(Set problem) Look through the data below. Collect every line where the word "HEIGHT" occurs.

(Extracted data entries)
--- begin ---
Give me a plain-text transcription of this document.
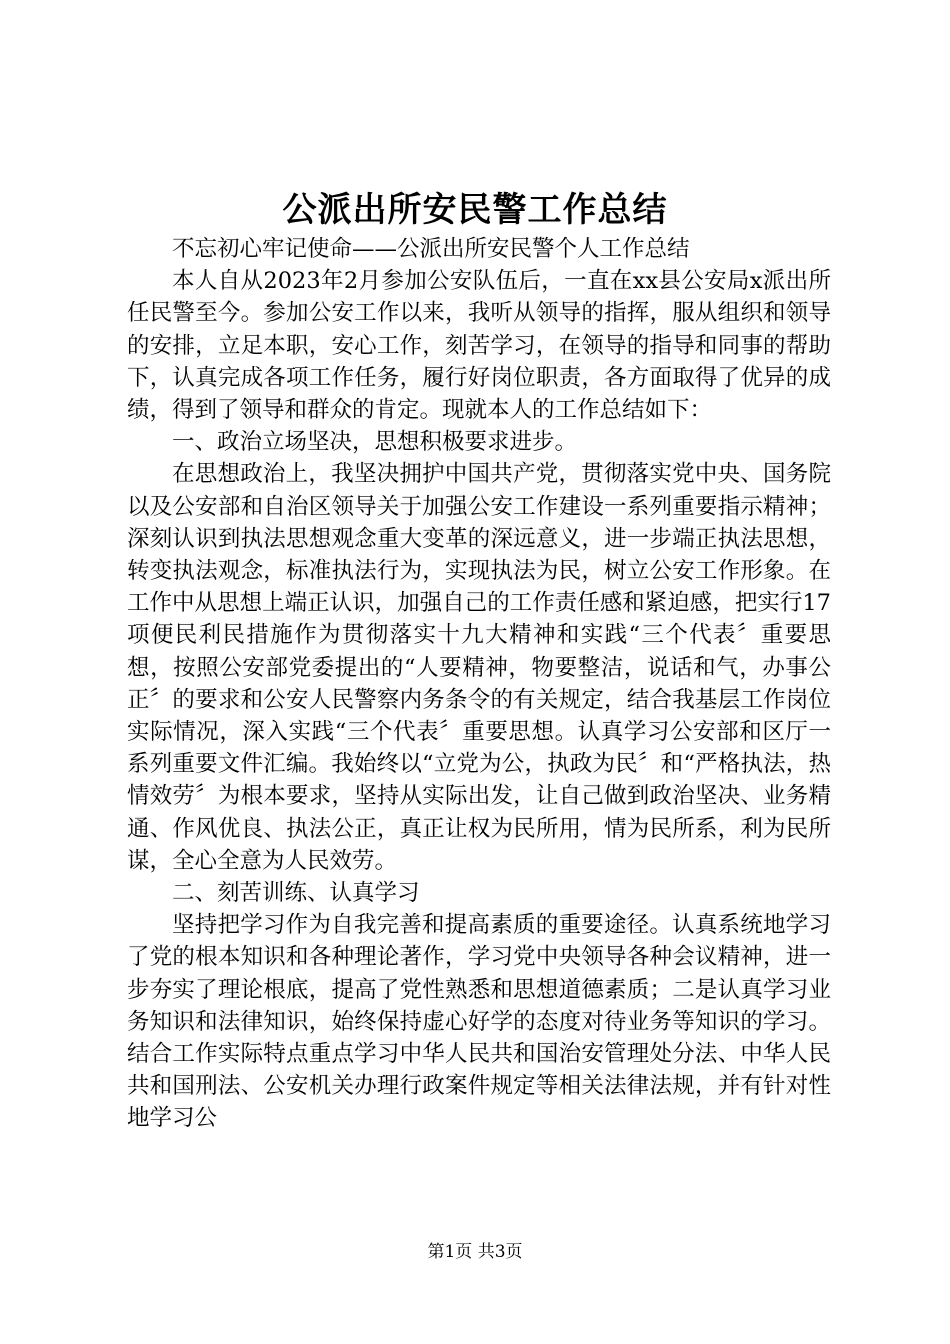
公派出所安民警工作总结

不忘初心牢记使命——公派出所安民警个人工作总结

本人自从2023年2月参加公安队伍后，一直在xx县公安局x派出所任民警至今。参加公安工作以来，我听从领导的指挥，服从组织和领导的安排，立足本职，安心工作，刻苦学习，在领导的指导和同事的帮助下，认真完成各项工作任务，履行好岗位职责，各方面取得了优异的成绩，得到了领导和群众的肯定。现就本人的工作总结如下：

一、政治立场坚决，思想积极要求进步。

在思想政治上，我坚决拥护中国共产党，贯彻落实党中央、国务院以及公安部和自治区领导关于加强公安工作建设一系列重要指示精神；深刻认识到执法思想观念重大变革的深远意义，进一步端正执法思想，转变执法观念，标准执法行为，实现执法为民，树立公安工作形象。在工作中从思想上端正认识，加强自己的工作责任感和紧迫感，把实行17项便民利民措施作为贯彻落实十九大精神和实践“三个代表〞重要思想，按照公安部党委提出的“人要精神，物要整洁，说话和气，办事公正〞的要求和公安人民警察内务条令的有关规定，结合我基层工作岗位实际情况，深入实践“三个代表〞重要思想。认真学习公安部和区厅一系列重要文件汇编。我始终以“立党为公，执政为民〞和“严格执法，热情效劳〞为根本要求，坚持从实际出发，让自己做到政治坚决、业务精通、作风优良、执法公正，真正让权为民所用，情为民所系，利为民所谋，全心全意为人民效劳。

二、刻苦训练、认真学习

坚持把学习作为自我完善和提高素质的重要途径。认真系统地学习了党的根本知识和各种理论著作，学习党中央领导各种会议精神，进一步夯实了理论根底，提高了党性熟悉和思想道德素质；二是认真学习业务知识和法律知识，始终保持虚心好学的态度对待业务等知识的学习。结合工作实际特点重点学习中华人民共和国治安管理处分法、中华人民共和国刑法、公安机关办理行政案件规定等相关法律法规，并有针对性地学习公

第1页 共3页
--- end ---
--- begin ---
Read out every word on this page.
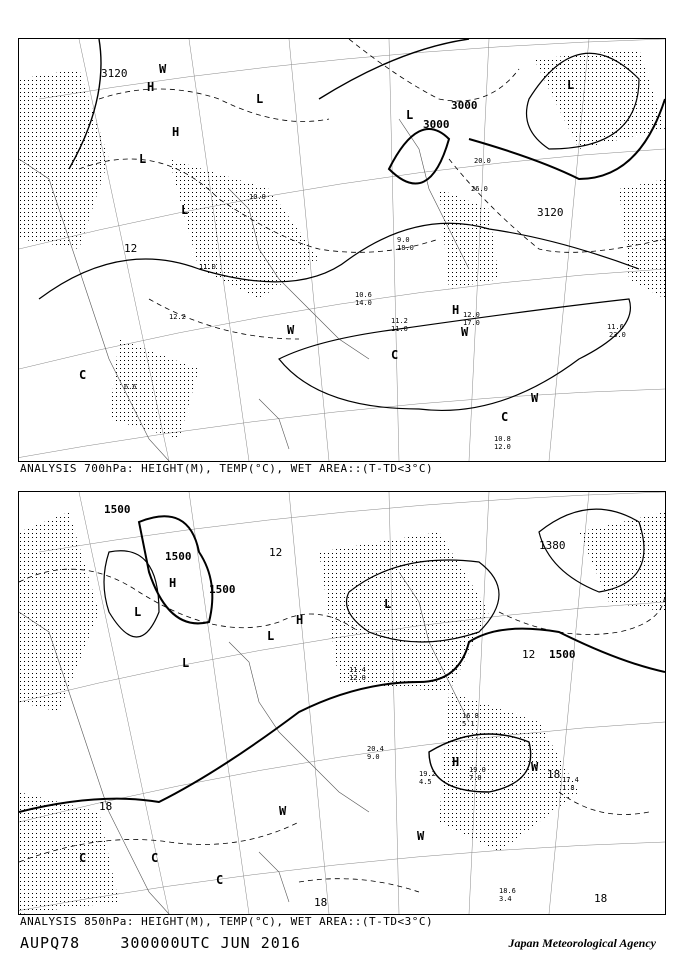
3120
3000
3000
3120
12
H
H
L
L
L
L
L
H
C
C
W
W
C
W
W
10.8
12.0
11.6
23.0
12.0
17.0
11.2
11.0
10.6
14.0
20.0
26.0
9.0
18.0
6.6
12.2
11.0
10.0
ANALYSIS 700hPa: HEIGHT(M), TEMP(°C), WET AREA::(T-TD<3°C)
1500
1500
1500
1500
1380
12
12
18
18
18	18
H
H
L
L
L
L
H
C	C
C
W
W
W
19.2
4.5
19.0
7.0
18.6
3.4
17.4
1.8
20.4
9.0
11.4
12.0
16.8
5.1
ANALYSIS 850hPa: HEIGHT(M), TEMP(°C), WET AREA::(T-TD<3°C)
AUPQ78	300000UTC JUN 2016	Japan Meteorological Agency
--- end ---
(Task response)
ANALYSIS 700hPa: HEIGHT(M), TEMP(°C), WET AREA::(T-TD<3°C)
ANALYSIS 850hPa: HEIGHT(M), TEMP(°C), WET AREA::(T-TD<3°C)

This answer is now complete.